--- START ---

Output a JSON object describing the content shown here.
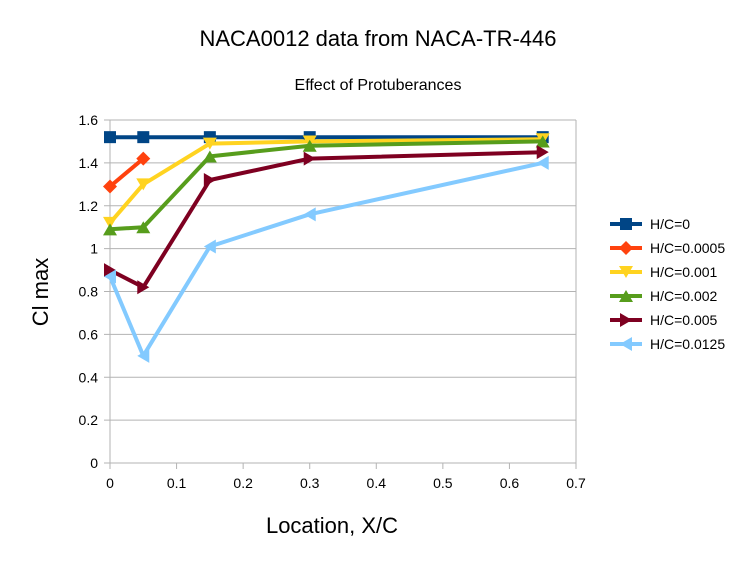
{
  "chart_data": {
    "type": "line",
    "title": "NACA0012 data from NACA-TR-446",
    "subtitle": "Effect of Protuberances",
    "xlabel": "Location, X/C",
    "ylabel": "Cl max",
    "xlim": [
      0,
      0.7
    ],
    "ylim": [
      0,
      1.6
    ],
    "xticks": [
      "0",
      "0.1",
      "0.2",
      "0.3",
      "0.4",
      "0.5",
      "0.6",
      "0.7"
    ],
    "yticks": [
      "0",
      "0.2",
      "0.4",
      "0.6",
      "0.8",
      "1",
      "1.2",
      "1.4",
      "1.6"
    ],
    "grid": "horizontal",
    "legend_position": "right",
    "series": [
      {
        "name": "H/C=0",
        "color": "#004586",
        "marker": "square",
        "x": [
          0,
          0.05,
          0.15,
          0.3,
          0.65
        ],
        "y": [
          1.52,
          1.52,
          1.52,
          1.52,
          1.52
        ]
      },
      {
        "name": "H/C=0.0005",
        "color": "#ff420e",
        "marker": "diamond",
        "x": [
          0,
          0.05
        ],
        "y": [
          1.29,
          1.42
        ]
      },
      {
        "name": "H/C=0.001",
        "color": "#ffd320",
        "marker": "triangle-down",
        "x": [
          0,
          0.05,
          0.15,
          0.3,
          0.65
        ],
        "y": [
          1.12,
          1.3,
          1.49,
          1.5,
          1.51
        ]
      },
      {
        "name": "H/C=0.002",
        "color": "#579d1c",
        "marker": "triangle-up",
        "x": [
          0,
          0.05,
          0.15,
          0.3,
          0.65
        ],
        "y": [
          1.09,
          1.1,
          1.43,
          1.48,
          1.5
        ]
      },
      {
        "name": "H/C=0.005",
        "color": "#7e0021",
        "marker": "triangle-right",
        "x": [
          0,
          0.05,
          0.15,
          0.3,
          0.65
        ],
        "y": [
          0.9,
          0.82,
          1.32,
          1.42,
          1.45
        ]
      },
      {
        "name": "H/C=0.0125",
        "color": "#83caff",
        "marker": "triangle-left",
        "x": [
          0,
          0.05,
          0.15,
          0.3,
          0.65
        ],
        "y": [
          0.87,
          0.5,
          1.01,
          1.16,
          1.4
        ]
      }
    ]
  }
}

--- END ---

### WRITTEN REQUEST
Quote the preceding records in their entirety, excluding every picture.

### ANSWER TO THIS TASK
Output a JSON object describing the content shown here.
{
  "chart_data": {
    "type": "line",
    "title": "NACA0012 data from NACA-TR-446",
    "subtitle": "Effect of Protuberances",
    "xlabel": "Location, X/C",
    "ylabel": "Cl max",
    "xlim": [
      0,
      0.7
    ],
    "ylim": [
      0,
      1.6
    ],
    "xticks": [
      "0",
      "0.1",
      "0.2",
      "0.3",
      "0.4",
      "0.5",
      "0.6",
      "0.7"
    ],
    "yticks": [
      "0",
      "0.2",
      "0.4",
      "0.6",
      "0.8",
      "1",
      "1.2",
      "1.4",
      "1.6"
    ],
    "grid": "horizontal",
    "legend_position": "right",
    "series": [
      {
        "name": "H/C=0",
        "color": "#004586",
        "marker": "square",
        "x": [
          0,
          0.05,
          0.15,
          0.3,
          0.65
        ],
        "y": [
          1.52,
          1.52,
          1.52,
          1.52,
          1.52
        ]
      },
      {
        "name": "H/C=0.0005",
        "color": "#ff420e",
        "marker": "diamond",
        "x": [
          0,
          0.05
        ],
        "y": [
          1.29,
          1.42
        ]
      },
      {
        "name": "H/C=0.001",
        "color": "#ffd320",
        "marker": "triangle-down",
        "x": [
          0,
          0.05,
          0.15,
          0.3,
          0.65
        ],
        "y": [
          1.12,
          1.3,
          1.49,
          1.5,
          1.51
        ]
      },
      {
        "name": "H/C=0.002",
        "color": "#579d1c",
        "marker": "triangle-up",
        "x": [
          0,
          0.05,
          0.15,
          0.3,
          0.65
        ],
        "y": [
          1.09,
          1.1,
          1.43,
          1.48,
          1.5
        ]
      },
      {
        "name": "H/C=0.005",
        "color": "#7e0021",
        "marker": "triangle-right",
        "x": [
          0,
          0.05,
          0.15,
          0.3,
          0.65
        ],
        "y": [
          0.9,
          0.82,
          1.32,
          1.42,
          1.45
        ]
      },
      {
        "name": "H/C=0.0125",
        "color": "#83caff",
        "marker": "triangle-left",
        "x": [
          0,
          0.05,
          0.15,
          0.3,
          0.65
        ],
        "y": [
          0.87,
          0.5,
          1.01,
          1.16,
          1.4
        ]
      }
    ]
  }
}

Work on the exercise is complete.